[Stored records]
=-=-=-=-=
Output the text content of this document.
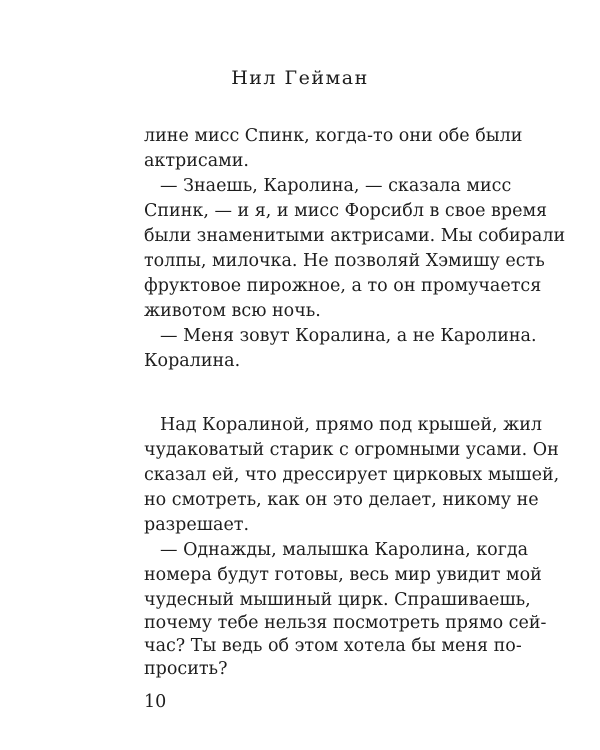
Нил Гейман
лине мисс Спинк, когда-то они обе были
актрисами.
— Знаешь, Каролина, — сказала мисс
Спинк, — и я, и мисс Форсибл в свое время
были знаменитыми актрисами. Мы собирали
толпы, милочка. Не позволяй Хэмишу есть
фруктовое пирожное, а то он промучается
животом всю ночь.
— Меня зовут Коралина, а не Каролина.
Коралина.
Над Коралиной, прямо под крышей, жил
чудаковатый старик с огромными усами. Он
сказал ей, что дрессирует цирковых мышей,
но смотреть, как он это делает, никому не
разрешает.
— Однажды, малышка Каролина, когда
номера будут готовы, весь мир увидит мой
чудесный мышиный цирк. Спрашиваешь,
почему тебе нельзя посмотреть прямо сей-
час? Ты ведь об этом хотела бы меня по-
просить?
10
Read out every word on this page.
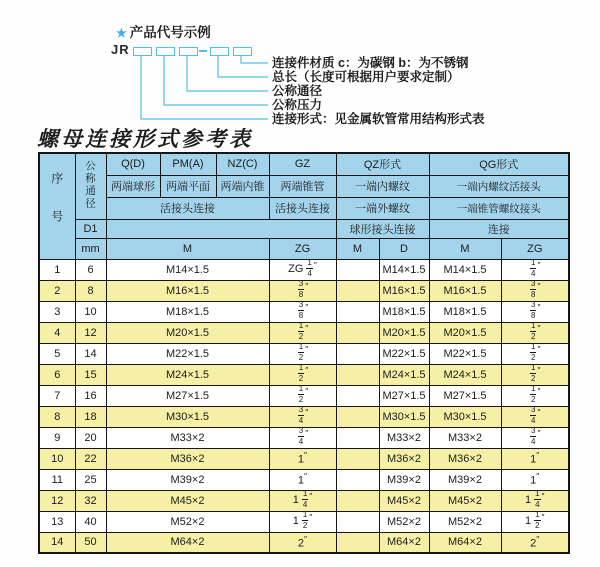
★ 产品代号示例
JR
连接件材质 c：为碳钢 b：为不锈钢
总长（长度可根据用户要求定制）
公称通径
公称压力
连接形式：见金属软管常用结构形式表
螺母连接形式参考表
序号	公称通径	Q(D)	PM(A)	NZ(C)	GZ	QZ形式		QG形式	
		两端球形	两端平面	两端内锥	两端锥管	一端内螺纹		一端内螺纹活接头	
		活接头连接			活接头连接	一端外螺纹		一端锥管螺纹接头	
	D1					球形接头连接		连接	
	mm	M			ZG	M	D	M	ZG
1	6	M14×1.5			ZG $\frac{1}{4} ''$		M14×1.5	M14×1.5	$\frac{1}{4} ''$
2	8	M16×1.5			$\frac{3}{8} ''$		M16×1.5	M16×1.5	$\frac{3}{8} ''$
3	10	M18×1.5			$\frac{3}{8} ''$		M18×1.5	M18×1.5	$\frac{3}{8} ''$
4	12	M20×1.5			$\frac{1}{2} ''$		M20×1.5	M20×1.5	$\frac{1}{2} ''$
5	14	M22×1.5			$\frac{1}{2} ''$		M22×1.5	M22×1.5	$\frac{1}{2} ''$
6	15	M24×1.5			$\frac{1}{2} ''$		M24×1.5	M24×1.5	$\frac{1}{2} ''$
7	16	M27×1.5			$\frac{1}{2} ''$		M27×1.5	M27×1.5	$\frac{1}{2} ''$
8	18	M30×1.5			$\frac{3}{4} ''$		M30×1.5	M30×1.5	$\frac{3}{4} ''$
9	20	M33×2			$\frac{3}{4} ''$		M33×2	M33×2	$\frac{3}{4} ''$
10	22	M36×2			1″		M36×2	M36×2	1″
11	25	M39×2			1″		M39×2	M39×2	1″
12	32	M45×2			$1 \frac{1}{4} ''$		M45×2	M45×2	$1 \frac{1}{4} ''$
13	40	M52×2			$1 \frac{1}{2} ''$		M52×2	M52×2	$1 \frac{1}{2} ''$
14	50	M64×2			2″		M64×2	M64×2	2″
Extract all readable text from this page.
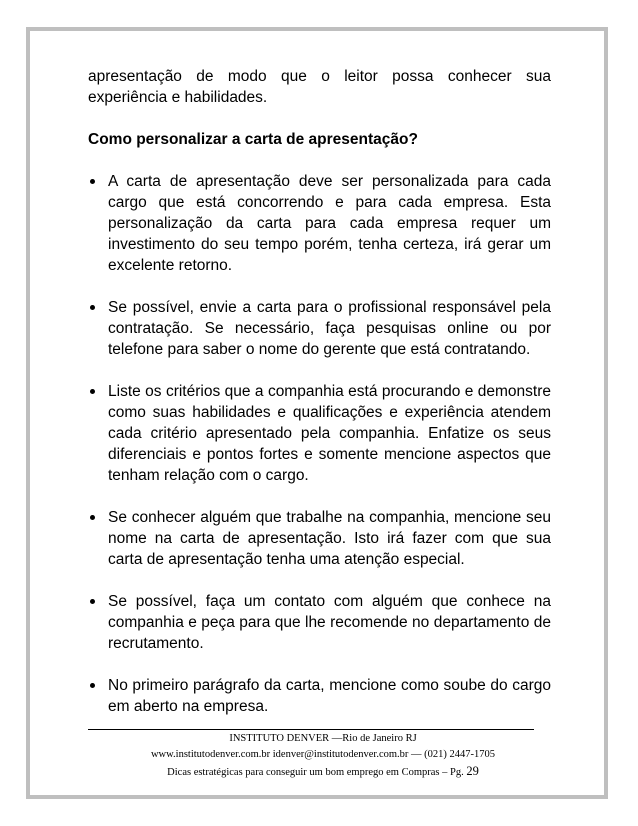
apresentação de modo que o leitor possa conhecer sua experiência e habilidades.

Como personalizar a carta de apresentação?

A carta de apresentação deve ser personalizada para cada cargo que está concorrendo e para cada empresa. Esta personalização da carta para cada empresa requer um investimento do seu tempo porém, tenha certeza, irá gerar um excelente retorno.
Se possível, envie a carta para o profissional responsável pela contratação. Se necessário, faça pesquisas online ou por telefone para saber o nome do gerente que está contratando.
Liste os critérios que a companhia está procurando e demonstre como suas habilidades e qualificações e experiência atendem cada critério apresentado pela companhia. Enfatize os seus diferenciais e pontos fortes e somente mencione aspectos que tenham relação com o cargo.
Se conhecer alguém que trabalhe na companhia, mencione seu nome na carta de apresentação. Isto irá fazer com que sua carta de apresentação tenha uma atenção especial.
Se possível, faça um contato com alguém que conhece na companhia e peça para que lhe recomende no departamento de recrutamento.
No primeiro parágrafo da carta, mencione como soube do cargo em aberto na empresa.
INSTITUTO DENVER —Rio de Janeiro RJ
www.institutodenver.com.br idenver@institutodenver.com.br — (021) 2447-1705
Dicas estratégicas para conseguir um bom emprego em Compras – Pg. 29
=-=-=-=-=
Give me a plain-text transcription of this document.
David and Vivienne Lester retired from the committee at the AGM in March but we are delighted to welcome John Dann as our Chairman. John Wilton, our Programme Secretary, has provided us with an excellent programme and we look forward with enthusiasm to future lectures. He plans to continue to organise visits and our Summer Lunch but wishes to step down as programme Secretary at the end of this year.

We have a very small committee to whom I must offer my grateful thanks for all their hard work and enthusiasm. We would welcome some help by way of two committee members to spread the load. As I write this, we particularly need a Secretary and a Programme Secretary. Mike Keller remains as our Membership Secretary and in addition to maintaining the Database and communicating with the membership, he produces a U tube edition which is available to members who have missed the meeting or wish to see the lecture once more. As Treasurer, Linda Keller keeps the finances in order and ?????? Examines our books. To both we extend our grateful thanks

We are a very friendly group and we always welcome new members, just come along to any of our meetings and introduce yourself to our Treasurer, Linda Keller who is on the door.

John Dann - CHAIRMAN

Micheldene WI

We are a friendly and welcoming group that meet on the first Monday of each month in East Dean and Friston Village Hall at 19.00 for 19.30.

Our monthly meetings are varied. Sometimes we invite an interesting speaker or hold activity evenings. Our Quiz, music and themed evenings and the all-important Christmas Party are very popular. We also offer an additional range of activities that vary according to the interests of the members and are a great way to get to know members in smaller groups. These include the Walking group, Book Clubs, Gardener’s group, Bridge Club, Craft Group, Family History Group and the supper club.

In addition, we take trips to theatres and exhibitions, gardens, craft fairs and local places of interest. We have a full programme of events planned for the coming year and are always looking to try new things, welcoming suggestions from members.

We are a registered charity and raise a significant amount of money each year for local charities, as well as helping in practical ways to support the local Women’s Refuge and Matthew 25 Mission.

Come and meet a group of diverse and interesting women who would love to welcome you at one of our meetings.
=-=-=-=-=
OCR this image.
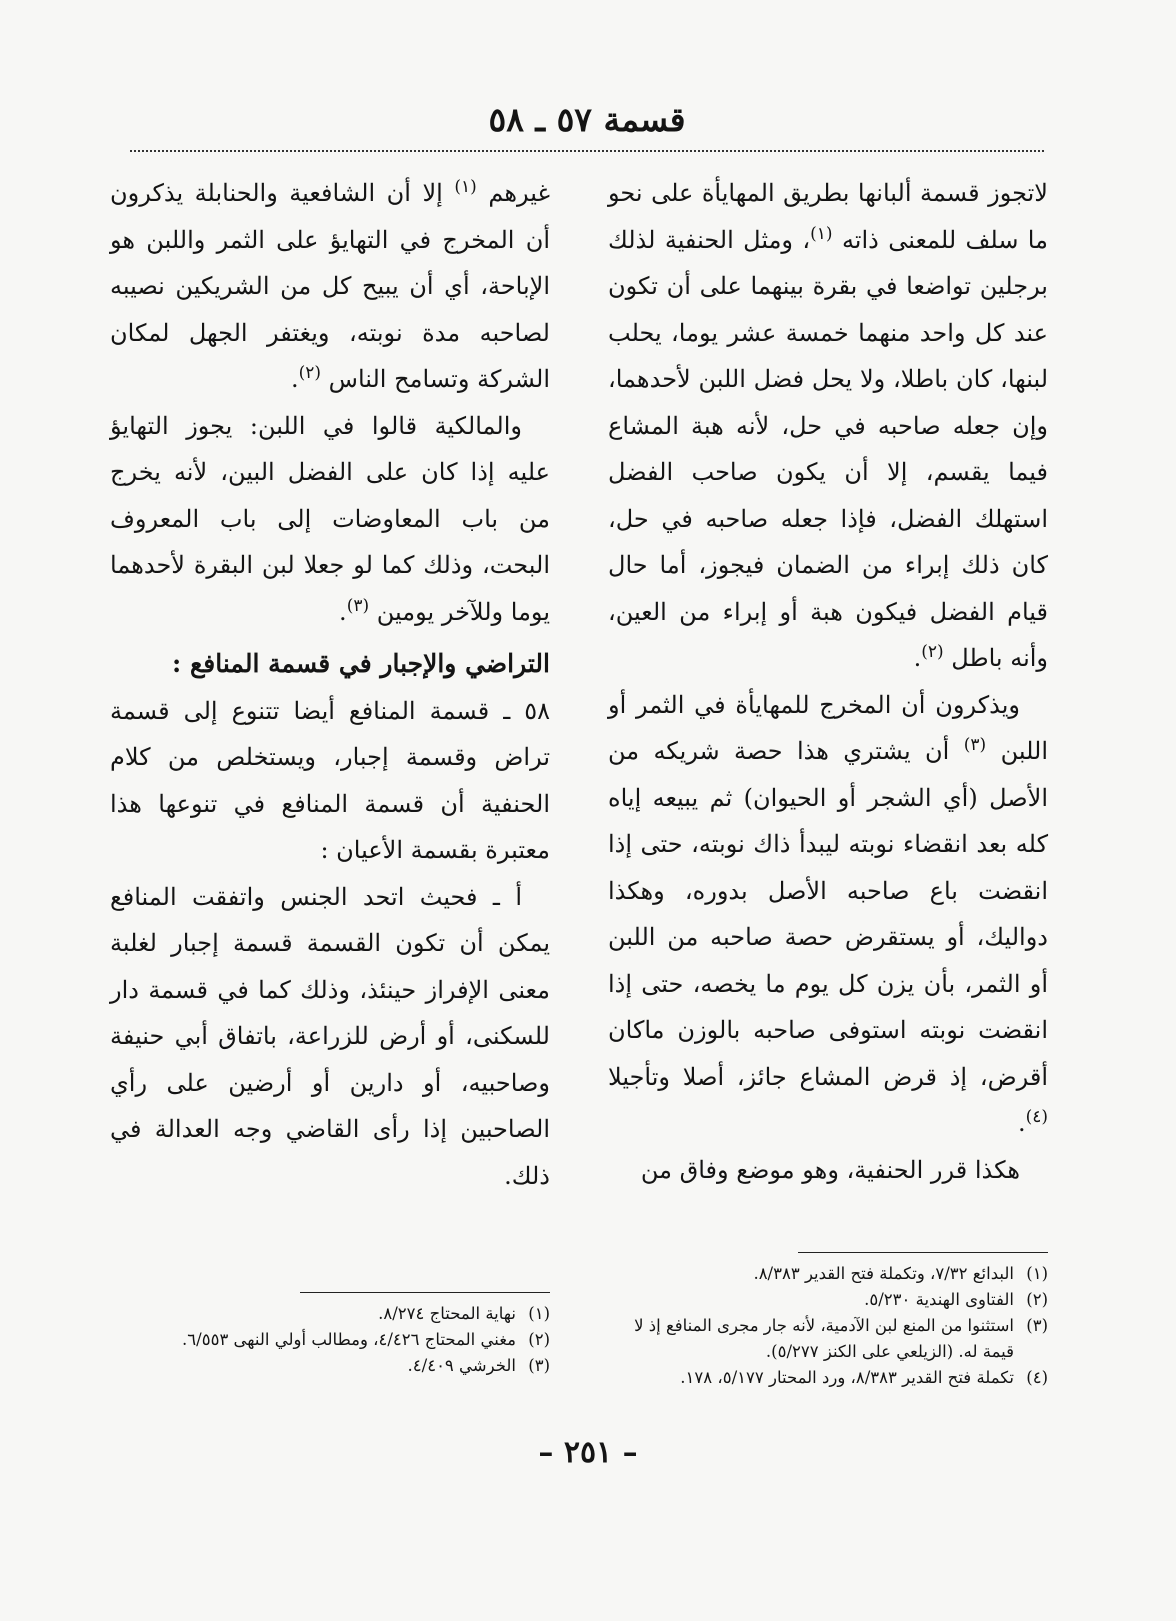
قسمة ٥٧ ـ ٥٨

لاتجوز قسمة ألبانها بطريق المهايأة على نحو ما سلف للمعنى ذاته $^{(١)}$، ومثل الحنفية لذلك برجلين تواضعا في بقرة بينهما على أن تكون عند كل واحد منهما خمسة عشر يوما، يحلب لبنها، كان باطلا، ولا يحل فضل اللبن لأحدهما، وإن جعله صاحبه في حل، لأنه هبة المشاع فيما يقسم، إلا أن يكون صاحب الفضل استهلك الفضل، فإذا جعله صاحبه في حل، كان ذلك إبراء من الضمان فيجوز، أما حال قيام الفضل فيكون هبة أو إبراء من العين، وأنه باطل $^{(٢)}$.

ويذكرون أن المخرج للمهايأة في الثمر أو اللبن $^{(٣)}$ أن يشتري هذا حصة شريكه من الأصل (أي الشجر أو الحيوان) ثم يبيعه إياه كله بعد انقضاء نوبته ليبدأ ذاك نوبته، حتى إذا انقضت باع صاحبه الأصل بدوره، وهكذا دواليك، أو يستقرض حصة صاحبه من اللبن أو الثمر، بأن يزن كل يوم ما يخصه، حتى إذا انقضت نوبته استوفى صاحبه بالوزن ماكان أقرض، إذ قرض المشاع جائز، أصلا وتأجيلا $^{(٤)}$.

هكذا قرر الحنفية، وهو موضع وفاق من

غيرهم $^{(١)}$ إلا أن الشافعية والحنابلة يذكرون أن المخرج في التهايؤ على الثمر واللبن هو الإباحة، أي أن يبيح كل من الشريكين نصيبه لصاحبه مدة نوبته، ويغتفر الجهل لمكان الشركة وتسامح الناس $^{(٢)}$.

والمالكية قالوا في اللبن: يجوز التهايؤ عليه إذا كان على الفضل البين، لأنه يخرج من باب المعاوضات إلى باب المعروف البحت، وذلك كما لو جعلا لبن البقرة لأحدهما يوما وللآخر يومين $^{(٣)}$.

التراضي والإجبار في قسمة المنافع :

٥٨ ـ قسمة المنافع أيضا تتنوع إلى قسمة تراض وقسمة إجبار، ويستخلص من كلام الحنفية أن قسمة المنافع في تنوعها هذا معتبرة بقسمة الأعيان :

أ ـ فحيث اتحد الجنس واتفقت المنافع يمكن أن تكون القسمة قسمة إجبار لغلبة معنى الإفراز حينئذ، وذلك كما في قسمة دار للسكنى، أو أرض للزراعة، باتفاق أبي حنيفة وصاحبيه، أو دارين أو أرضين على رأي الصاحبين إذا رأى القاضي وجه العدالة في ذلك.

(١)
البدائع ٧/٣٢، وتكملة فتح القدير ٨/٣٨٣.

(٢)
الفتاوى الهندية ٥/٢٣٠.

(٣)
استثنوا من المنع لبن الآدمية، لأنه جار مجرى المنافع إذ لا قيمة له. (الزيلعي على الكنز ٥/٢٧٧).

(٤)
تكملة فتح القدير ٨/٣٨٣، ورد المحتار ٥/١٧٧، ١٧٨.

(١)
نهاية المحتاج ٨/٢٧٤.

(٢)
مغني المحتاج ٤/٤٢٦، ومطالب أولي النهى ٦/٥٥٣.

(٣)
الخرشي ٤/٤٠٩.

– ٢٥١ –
=-=-=-=-=
■ **Task description**
Copy each line of the listing that holds the word "Keller".

■ **The completed task**
We have a very small committee to whom I must offer my grateful thanks for all their hard work and enthusiasm. We would welcome some help by way of two committee members to spread the load. As I write this, we particularly need a Secretary and a Programme Secretary. Mike Keller remains as our Membership Secretary and in addition to maintaining the Database and communicating with the membership, he produces a U tube edition which is available to members who have missed the meeting or wish to see the lecture once more. As Treasurer, Linda Keller keeps the finances in order and ?????? Examines our books. To both we extend our grateful thanks
We are a very friendly group and we always welcome new members, just come along to any of our meetings and introduce yourself to our Treasurer, Linda Keller who is on the door.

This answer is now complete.